**DIRECTIVE**:
How many lines in these records hold the string "Advanced"? Reply with the number alone.

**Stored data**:
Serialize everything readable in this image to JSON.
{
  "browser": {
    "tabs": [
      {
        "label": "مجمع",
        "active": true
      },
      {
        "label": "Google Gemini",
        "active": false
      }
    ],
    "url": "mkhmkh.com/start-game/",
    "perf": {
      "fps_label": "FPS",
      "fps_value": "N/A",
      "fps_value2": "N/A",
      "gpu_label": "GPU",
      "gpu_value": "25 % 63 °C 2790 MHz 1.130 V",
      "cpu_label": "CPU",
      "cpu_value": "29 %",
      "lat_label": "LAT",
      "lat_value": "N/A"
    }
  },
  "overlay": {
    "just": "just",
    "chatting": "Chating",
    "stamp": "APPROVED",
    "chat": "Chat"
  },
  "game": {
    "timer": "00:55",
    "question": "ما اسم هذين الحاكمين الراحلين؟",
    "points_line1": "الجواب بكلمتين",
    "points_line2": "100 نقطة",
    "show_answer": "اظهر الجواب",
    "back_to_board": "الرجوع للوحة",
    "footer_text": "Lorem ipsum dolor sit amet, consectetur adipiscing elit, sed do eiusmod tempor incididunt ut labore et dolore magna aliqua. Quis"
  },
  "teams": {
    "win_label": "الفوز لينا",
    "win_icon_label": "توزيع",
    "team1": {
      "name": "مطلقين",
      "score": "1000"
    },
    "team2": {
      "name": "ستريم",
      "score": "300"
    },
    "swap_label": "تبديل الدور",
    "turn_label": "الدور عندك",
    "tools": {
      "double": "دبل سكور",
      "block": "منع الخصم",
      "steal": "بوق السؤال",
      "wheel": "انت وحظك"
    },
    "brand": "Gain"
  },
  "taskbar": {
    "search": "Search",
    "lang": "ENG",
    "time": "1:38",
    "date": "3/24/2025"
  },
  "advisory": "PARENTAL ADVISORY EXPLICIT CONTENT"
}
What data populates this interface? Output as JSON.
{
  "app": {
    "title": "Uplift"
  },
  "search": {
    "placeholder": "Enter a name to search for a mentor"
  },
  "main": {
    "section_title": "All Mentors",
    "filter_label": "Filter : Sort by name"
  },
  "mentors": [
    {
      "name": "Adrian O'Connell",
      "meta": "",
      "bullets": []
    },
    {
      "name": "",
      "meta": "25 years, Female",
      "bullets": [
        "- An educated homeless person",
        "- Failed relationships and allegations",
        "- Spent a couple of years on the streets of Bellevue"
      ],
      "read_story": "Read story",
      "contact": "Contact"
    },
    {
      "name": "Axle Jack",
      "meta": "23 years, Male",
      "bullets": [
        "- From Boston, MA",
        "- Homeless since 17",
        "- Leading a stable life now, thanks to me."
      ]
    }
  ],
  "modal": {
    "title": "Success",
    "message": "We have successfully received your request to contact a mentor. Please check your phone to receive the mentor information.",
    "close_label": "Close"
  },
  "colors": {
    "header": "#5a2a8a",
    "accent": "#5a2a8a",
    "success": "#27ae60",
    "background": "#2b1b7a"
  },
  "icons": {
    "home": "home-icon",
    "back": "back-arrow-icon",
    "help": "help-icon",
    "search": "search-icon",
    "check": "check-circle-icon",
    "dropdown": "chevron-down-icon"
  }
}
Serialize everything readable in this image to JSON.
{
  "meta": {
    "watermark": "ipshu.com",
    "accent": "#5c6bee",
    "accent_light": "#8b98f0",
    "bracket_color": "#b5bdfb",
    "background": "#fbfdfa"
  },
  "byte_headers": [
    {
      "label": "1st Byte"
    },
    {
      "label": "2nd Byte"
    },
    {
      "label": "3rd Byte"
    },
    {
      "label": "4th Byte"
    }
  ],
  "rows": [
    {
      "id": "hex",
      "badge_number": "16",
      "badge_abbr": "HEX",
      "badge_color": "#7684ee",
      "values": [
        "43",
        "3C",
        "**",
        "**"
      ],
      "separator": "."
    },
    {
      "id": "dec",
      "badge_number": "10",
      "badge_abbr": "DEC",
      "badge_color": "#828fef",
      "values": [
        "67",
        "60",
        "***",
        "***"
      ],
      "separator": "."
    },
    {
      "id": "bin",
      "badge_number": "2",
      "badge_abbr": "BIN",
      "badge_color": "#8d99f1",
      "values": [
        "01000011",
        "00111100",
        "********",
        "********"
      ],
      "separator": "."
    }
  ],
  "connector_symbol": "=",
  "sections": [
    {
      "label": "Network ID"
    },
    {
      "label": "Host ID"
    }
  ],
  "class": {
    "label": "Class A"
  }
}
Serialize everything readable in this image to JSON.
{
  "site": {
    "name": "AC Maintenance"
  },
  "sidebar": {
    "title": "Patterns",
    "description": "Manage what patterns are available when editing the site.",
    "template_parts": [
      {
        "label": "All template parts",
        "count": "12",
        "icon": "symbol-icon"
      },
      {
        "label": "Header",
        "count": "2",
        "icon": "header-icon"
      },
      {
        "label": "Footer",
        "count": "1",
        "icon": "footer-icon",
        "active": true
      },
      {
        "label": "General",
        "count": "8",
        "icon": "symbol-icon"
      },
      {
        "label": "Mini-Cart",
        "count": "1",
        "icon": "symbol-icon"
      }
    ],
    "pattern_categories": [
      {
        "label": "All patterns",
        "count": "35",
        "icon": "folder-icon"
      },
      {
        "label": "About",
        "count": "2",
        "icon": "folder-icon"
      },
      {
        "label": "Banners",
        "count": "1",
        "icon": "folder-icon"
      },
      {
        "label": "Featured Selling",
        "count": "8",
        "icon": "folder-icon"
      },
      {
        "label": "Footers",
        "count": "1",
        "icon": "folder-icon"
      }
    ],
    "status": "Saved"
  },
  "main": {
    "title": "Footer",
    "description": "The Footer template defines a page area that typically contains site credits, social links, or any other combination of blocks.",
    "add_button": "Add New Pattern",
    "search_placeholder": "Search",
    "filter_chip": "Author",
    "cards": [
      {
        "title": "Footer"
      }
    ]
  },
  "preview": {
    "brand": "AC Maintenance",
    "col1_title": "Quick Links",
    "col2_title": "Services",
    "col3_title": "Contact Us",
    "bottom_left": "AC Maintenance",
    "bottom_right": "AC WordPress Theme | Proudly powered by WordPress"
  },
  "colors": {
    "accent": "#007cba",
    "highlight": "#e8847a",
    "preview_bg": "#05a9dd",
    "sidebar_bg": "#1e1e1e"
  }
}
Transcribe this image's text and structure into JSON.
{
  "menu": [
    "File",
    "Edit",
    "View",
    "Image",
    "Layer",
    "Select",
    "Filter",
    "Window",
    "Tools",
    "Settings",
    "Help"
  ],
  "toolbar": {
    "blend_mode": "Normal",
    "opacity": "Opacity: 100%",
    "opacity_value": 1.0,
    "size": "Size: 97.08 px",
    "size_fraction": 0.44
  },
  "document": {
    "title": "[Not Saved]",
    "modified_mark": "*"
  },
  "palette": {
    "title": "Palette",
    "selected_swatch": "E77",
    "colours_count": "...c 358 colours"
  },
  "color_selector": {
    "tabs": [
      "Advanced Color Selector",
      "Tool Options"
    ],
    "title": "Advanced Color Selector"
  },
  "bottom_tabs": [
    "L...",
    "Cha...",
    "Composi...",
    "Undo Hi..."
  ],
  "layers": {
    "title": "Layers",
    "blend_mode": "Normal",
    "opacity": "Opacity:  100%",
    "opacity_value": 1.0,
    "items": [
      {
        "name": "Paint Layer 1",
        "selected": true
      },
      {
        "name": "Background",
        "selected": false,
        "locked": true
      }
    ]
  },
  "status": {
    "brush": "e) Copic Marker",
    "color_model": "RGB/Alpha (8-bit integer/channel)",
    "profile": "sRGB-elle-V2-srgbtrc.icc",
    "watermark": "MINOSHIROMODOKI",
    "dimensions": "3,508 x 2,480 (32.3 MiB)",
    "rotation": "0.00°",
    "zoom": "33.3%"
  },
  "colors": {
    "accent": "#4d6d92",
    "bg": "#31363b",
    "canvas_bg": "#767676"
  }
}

**OUTPUT**:
2